* [Problem description]:
All lines holding the string "Cockpit" are to be shown.

+++ Data provided +++

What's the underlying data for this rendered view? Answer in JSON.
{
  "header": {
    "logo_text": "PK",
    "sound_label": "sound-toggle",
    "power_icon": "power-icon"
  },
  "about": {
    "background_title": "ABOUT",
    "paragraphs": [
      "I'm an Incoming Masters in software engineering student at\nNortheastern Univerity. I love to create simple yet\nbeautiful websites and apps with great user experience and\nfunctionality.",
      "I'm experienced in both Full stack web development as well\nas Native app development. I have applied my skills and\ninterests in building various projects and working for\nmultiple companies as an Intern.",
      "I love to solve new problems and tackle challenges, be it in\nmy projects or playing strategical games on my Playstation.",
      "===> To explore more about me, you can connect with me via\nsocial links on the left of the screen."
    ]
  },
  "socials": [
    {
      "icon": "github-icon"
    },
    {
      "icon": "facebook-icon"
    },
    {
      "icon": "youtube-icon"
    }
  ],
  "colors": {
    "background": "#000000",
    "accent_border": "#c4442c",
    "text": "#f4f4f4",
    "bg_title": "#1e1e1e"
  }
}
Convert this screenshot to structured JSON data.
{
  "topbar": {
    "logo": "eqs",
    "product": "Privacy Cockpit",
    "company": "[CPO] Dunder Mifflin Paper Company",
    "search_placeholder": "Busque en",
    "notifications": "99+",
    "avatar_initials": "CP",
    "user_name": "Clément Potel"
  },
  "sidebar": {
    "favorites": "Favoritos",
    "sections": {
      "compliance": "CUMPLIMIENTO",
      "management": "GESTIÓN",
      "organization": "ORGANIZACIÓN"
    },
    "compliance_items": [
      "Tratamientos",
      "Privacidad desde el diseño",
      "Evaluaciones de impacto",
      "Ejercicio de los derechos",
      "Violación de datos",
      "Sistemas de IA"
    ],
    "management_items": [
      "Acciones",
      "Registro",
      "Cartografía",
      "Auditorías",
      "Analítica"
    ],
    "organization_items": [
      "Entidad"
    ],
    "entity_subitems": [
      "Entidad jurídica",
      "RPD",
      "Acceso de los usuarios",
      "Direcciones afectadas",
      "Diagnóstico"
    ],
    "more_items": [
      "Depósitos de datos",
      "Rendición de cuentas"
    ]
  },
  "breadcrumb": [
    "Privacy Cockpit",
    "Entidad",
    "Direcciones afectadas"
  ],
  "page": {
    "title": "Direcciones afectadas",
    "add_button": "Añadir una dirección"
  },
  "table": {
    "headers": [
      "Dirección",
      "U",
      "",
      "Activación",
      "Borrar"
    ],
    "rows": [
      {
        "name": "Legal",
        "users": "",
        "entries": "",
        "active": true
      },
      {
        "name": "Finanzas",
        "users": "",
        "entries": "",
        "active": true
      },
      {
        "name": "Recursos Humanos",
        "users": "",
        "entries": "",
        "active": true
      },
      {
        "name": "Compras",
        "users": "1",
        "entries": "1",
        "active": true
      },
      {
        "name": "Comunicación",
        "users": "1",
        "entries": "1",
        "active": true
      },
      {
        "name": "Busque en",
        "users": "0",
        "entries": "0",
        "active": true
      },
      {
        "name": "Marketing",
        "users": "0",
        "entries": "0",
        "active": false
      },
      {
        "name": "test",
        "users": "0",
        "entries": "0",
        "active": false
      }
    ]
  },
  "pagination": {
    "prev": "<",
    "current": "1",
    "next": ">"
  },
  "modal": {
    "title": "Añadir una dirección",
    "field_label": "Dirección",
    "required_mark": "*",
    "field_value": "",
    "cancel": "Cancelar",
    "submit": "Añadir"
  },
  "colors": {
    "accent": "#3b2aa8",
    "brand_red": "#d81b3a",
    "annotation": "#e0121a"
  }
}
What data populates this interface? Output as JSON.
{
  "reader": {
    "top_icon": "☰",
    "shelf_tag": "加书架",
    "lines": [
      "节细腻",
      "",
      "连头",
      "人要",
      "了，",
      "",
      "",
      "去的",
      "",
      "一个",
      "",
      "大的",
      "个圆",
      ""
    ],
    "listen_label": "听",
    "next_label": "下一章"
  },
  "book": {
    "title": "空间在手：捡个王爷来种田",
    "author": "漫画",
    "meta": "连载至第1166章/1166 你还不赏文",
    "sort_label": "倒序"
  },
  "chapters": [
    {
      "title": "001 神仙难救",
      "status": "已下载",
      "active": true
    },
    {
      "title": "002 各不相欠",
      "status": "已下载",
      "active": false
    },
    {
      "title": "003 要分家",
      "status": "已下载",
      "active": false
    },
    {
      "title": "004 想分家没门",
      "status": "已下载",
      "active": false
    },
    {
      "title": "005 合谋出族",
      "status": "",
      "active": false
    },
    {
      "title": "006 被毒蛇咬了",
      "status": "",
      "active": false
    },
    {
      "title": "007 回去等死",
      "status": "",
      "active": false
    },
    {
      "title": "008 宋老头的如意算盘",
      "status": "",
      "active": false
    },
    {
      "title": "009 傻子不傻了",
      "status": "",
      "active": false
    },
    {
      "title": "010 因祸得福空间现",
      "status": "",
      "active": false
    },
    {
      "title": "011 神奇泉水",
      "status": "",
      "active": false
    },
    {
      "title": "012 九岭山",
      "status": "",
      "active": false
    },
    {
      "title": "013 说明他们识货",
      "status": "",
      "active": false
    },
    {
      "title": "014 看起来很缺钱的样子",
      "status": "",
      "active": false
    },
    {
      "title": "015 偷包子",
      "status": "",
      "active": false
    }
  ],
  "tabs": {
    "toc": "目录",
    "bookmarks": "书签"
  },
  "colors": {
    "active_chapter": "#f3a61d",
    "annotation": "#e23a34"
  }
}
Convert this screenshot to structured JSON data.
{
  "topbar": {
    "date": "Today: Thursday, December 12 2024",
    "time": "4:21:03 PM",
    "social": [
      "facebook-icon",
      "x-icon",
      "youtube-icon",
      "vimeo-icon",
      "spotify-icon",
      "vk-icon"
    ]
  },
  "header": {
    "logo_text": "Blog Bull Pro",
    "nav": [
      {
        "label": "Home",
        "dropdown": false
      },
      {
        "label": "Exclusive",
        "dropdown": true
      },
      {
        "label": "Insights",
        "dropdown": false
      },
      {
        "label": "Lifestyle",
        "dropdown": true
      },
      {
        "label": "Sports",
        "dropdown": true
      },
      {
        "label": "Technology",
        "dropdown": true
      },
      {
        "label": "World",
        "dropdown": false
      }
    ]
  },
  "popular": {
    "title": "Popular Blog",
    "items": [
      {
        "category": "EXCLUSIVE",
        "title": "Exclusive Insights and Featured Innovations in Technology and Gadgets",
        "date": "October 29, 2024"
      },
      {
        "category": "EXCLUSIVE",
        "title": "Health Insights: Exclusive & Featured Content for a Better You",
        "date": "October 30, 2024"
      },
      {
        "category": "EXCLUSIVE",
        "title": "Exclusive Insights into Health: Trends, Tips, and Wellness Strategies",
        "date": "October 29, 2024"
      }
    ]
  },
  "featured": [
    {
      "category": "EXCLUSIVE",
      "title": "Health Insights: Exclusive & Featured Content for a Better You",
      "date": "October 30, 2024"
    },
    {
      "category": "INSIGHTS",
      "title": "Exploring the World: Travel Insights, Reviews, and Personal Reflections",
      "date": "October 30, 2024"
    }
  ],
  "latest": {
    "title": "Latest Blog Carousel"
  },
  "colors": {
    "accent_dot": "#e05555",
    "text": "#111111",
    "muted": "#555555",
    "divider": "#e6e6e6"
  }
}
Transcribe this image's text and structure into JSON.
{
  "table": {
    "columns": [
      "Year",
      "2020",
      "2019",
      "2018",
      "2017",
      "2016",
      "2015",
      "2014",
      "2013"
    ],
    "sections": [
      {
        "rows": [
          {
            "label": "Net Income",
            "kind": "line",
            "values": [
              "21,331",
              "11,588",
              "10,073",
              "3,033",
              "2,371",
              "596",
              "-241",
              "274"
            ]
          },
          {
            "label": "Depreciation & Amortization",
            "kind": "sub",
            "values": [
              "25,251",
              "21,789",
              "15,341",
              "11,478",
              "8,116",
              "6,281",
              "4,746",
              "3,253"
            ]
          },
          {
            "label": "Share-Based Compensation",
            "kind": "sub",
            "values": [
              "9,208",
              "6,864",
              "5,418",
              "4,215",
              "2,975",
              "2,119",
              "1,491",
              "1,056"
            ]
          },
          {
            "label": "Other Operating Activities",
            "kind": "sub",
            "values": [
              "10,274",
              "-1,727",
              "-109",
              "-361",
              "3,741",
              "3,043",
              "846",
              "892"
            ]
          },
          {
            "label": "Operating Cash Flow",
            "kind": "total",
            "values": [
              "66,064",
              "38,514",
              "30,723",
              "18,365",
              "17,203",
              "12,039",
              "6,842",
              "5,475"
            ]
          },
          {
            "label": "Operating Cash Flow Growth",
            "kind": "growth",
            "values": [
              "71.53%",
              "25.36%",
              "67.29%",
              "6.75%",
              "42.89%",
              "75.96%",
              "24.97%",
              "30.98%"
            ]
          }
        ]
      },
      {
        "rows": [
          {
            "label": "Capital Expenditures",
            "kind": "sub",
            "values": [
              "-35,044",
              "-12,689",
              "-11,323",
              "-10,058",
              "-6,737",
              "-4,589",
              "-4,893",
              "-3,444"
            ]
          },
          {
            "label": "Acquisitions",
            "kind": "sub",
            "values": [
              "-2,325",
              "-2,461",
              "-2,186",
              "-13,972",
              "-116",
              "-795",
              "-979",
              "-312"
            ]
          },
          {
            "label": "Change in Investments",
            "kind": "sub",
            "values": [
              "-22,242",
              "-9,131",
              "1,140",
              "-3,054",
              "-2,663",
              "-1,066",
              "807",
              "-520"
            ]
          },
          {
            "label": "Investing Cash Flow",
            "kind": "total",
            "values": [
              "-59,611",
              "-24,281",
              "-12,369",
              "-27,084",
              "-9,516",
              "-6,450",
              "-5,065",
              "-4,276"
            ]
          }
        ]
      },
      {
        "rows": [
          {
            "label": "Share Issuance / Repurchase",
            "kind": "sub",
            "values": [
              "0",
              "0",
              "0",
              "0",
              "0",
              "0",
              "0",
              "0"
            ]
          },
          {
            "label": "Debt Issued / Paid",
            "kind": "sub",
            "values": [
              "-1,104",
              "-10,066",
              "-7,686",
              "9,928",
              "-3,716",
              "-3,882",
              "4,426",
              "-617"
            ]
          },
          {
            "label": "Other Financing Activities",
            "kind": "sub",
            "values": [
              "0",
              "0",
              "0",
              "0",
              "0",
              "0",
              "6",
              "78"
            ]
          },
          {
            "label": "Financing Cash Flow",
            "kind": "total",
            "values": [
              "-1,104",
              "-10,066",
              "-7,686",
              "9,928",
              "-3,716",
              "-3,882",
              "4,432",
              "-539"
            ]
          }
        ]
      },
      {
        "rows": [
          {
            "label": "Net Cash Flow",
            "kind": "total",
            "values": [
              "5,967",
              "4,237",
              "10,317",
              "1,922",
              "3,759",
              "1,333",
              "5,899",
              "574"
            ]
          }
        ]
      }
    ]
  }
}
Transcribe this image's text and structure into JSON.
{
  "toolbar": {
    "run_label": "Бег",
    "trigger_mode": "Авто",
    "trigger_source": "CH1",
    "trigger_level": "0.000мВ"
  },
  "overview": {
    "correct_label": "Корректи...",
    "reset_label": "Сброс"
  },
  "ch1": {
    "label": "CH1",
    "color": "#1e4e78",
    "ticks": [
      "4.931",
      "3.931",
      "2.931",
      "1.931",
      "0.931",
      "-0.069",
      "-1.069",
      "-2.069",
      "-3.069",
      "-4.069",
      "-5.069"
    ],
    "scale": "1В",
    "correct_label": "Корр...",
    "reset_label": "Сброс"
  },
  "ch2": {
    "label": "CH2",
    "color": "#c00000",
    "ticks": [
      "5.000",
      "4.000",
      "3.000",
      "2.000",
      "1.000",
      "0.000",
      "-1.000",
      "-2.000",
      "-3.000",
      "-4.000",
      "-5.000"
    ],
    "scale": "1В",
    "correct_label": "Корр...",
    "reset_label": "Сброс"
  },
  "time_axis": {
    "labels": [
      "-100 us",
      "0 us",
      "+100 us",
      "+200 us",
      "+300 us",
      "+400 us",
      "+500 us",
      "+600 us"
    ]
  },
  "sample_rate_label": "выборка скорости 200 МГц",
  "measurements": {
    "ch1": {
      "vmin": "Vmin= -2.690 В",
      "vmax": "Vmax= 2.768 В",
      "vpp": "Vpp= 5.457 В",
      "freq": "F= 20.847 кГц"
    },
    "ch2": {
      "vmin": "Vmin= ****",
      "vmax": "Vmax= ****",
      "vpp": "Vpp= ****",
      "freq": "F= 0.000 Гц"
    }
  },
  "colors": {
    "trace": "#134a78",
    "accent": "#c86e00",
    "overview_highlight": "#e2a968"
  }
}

+++

* [Complete response]:
    "product": "Privacy Cockpit",
    "Privacy Cockpit",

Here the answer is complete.